## Source excerpt
┄┄┄┄┄┄

Search code examples
pythonazuredatabricksazure-databricksdbx

dbx execute install from azure artifacts / private pypi


I would like to use dbx execute to run a task/job on an azure databricks cluster. However, i cannot make it install my code.

More Details on the situation:

  • Project A with a setup.py is dependent on Project B
  • Project B is also python based and is realeased as a azure devops artifact
  • I can successfully install A by using an init script on an azure databricks cluster by git clone both projects in the init script and then pip install -e project B and A.
  • It also works when i create a pip.conf file in the init script which configures a token to use my artifacts feed
  • So dbx deploy/launch works fine as my clusters use the init script
  • However dbx execute always fails telling me that it cannot find and install Project B

Does anyone know how to configure the pip which is used during dbx execute installation process? Somehow this seems to be ignoring any conf which was set with init scripts.

┄┄┄┄┄┄

## Records for this task
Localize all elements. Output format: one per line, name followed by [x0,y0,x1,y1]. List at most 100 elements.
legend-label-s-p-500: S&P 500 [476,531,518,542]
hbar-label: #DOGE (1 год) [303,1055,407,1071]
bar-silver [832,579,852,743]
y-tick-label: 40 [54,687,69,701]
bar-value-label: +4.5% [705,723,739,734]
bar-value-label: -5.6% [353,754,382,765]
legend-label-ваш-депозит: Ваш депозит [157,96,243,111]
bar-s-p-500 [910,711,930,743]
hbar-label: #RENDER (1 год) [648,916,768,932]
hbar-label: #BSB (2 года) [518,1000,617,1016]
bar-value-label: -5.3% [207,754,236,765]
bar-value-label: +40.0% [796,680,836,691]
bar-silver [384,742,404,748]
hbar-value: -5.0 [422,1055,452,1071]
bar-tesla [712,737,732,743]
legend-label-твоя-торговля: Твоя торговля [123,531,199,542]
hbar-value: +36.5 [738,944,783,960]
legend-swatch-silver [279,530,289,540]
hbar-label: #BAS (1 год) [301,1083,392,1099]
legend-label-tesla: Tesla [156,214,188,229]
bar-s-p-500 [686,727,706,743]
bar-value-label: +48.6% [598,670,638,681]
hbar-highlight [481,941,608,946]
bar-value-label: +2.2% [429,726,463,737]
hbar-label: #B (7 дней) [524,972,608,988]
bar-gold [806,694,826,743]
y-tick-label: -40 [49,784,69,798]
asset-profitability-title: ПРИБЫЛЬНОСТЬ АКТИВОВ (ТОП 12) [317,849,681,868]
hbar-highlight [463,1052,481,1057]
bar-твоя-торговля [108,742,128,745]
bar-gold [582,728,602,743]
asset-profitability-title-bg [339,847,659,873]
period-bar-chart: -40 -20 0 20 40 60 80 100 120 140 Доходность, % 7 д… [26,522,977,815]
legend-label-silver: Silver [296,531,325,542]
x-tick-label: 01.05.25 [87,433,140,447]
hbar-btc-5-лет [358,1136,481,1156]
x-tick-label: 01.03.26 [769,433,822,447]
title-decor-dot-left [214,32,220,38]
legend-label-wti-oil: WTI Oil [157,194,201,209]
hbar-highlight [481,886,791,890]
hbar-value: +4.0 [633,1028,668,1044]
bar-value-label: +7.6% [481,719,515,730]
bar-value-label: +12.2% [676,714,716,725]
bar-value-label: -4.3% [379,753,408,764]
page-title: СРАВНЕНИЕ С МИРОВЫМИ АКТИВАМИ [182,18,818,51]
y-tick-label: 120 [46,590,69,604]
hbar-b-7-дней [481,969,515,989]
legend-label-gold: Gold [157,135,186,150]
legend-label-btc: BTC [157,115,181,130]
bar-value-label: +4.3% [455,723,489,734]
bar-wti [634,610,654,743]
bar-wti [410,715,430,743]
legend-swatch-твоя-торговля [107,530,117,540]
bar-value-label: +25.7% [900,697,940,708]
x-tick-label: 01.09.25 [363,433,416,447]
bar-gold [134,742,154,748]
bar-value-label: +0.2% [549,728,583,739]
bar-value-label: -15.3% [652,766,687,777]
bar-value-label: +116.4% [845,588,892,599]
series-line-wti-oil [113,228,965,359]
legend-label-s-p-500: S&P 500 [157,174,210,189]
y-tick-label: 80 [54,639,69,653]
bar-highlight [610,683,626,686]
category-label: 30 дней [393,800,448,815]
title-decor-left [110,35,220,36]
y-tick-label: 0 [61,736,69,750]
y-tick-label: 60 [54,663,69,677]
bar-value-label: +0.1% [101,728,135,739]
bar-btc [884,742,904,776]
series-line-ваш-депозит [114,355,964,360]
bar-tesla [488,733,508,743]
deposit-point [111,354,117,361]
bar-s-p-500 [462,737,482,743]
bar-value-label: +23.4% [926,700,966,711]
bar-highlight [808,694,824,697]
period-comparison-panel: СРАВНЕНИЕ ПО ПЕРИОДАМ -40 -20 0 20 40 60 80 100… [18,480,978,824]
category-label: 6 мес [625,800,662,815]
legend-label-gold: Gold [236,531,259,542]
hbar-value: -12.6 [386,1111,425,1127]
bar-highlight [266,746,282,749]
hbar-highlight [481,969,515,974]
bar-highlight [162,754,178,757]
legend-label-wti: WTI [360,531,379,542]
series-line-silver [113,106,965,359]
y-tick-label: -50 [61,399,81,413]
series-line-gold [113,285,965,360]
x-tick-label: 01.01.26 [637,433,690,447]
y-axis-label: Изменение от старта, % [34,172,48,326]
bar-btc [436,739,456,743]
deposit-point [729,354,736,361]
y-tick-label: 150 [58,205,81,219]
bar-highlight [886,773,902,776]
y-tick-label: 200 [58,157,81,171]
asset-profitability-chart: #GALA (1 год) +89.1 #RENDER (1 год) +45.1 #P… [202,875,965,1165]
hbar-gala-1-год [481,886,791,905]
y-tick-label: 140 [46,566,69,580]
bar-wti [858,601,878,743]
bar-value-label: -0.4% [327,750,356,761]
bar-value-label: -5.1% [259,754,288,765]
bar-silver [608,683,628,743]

┄┄┄┄┄┄

## Exercise task 1
According to the dbx thread, how is Project B released?
## Exercise task 2
Format the lines of the records as a JSON list of strings, one string per line with blank lines omitted. Begin at the first line of the records and stop after the line that contains "bar-silver [384,742,404,748]".
The records bear no relation to the dbx thread.

## Final answer 1
As an Azure DevOps artifact.

## Final answer 2
[
  "Localize all elements. Output format: one per line, name followed by [x0,y0,x1,y1]. List at most 100 elements.",
  "legend-label-s-p-500: S&P 500 [476,531,518,542]",
  "hbar-label: #DOGE (1 год) [303,1055,407,1071]",
  "bar-silver [832,579,852,743]",
  "y-tick-label: 40 [54,687,69,701]",
  "bar-value-label: +4.5% [705,723,739,734]",
  "bar-value-label: -5.6% [353,754,382,765]",
  "legend-label-ваш-депозит: Ваш депозит [157,96,243,111]",
  "bar-s-p-500 [910,711,930,743]",
  "hbar-label: #RENDER (1 год) [648,916,768,932]",
  "hbar-label: #BSB (2 года) [518,1000,617,1016]",
  "bar-value-label: -5.3% [207,754,236,765]",
  "bar-value-label: +40.0% [796,680,836,691]",
  "bar-silver [384,742,404,748]"
]